--- INPUT ---
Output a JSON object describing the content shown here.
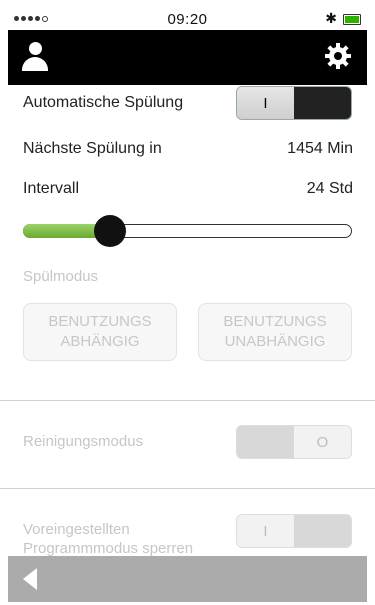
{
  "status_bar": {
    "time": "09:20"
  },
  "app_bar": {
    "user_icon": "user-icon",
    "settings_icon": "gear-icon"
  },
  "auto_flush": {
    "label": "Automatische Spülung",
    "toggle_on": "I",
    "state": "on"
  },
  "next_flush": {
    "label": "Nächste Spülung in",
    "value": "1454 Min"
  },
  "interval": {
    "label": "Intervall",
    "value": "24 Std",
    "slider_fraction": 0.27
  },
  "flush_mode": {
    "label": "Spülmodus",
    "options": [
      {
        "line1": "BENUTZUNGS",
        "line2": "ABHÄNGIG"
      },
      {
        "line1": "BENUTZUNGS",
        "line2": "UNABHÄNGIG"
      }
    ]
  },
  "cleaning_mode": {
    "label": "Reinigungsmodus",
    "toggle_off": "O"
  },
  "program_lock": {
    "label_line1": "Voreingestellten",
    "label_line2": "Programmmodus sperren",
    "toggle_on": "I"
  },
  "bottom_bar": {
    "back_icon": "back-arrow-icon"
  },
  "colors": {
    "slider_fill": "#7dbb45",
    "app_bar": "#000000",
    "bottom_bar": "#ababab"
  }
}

--

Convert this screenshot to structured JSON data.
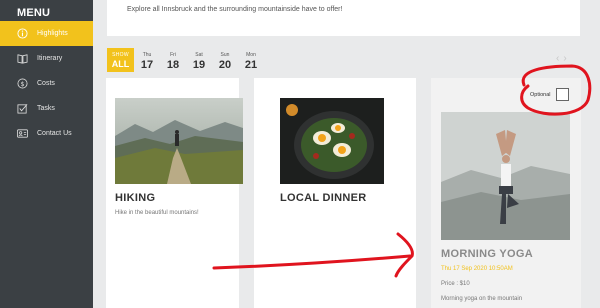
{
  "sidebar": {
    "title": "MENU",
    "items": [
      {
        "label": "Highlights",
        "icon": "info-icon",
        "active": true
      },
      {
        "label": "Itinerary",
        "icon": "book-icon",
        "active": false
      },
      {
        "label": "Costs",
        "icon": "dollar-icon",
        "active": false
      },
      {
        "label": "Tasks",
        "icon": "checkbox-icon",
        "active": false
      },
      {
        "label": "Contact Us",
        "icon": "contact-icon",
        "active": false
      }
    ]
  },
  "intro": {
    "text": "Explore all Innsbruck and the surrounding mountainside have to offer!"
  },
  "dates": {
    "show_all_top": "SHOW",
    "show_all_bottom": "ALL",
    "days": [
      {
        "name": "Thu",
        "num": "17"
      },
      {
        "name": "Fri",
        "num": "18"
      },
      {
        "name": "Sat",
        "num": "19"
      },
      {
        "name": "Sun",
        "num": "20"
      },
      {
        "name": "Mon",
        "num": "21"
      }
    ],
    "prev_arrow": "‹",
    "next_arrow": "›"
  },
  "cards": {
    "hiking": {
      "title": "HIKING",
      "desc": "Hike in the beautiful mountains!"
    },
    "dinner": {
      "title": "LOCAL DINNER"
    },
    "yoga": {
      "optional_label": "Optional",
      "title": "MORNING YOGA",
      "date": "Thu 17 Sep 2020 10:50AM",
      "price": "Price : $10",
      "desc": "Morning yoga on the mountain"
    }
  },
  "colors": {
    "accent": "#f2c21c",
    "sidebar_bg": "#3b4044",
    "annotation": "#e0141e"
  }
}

--- YOUR INSTRUCTIONS ---
From the entries, copy out each line containing the word "Spülung".

--- PROBLEM SOLUTION ---
    "label": "Automatische Spülung",
    "label": "Nächste Spülung in",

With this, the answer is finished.